### Teks Sumber
━━━━━━━━━━━━━━━━━━━━
Namaku Imelda Saputra, aku seorang penulis. Sebenarnya dulu aku tidak
 pernah berpikir akan menjadi seorang penulis, namun inilah cara Tuhan 
memakai aku menjadi penanya untuk menyemangati banyak orang sama seperti
 Ia menyemangati aku untuk menjalani hidupku.
Aku terlahir sebagai anak normal, namun saat aku masih balita 
orangtuaku menemukan sebuah benjolan di punggungku. Ternyata saraf kaki 
kusut di benjolan tersebut. Dokter menyarankan untuk operasi, tetapi 
ketika operasi dilakukan ternyata ada efek samping yang terjadi. Setelah
 operasi kakiku bengkok dan menciut. Akhirnya aku tidak pernah bisa 
berjalan, aku lumpuh.
━━━━━━━━━━━━━━━━━━━━
### Tugas yang Diberikan A
Tuliskan kembali baris-baris daftar dari awal daftar sampai baris yang memuat "- apps-label: Apps: [203, 12, 335, 25]", termasuk baris itu, dengan mengganti "SSL Certificate" menjadi "Sertifikat SSL" tanpa mengubah bagian lain.
Teks di atas dan daftar yang menyusul tidak saling berkaitan.

### Data Tugas
━━━━━━━━━━━━━━━━━━━━
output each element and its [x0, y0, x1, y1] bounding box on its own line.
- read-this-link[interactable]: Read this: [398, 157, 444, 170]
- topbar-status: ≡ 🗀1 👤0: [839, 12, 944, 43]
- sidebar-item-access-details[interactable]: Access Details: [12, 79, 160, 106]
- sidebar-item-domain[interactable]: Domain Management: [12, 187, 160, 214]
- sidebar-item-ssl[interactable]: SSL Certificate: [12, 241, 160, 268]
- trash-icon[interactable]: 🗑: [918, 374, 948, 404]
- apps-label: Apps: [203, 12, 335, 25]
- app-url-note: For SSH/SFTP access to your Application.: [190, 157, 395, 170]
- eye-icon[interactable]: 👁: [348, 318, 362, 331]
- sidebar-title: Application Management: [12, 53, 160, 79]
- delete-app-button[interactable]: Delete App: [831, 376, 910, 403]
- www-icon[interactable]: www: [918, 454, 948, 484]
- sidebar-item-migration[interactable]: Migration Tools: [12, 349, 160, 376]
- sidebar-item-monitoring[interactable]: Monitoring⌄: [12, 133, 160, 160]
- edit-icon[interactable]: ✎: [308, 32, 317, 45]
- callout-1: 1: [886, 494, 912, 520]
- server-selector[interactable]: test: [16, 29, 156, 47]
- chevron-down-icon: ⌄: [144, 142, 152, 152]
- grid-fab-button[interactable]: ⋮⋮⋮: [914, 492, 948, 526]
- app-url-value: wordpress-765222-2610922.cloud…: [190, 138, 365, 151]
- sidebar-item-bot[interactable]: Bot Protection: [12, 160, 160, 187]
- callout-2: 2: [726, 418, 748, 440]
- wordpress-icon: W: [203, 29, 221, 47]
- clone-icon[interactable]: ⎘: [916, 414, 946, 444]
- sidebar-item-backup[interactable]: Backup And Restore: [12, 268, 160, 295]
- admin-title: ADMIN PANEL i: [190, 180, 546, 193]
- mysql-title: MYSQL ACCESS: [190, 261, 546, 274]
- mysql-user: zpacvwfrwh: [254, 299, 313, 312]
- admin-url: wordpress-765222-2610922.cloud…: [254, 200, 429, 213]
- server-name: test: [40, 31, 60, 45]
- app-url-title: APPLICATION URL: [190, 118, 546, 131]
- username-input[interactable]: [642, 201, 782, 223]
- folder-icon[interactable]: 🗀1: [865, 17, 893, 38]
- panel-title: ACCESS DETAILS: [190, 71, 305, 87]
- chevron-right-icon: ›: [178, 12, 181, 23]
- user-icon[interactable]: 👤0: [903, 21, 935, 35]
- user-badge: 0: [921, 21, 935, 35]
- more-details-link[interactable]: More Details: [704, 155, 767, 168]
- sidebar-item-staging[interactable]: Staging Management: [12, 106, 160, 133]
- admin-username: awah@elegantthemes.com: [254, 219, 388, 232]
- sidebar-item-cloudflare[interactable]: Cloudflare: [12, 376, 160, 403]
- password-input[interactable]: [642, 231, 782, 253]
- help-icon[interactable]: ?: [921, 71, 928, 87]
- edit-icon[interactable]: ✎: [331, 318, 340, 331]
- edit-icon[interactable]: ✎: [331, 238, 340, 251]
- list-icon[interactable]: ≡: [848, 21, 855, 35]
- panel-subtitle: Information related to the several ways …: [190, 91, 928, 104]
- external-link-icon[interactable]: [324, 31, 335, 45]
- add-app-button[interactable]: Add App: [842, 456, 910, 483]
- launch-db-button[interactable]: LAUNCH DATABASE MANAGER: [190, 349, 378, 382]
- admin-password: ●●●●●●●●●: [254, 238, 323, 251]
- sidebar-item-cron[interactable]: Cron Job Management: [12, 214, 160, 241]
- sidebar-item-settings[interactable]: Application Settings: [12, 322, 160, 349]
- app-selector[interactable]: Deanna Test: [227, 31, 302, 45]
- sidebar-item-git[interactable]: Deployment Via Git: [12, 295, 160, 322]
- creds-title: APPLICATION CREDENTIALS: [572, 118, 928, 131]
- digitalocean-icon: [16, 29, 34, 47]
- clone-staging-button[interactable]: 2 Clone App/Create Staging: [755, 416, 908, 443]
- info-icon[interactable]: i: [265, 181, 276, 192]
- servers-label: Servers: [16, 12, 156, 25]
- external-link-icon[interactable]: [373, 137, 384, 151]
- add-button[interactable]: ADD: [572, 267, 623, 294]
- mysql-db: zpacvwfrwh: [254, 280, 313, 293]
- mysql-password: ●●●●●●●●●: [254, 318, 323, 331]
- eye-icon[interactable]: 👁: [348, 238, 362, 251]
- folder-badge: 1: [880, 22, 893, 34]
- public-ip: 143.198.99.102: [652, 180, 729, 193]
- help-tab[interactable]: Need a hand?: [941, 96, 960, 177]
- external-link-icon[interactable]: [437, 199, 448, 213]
━━━━━━━━━━━━━━━━━━━━
### Tugas yang Diberikan B
Terjemahkan kalimat "Akhirnya aku tidak pernah bisa berjalan, aku lumpuh." dari teks sumber ke dalam bahasa Inggris.

### Jawaban Lengkap A
output each element and its [x0, y0, x1, y1] bounding box on its own line.
- read-this-link[interactable]: Read this: [398, 157, 444, 170]
- topbar-status: ≡ 🗀1 👤0: [839, 12, 944, 43]
- sidebar-item-access-details[interactable]: Access Details: [12, 79, 160, 106]
- sidebar-item-domain[interactable]: Domain Management: [12, 187, 160, 214]
- sidebar-item-ssl[interactable]: Sertifikat SSL: [12, 241, 160, 268]
- trash-icon[interactable]: 🗑: [918, 374, 948, 404]
- apps-label: Apps: [203, 12, 335, 25]

### Jawaban Lengkap B
In the end I was never able to walk; I was paralyzed.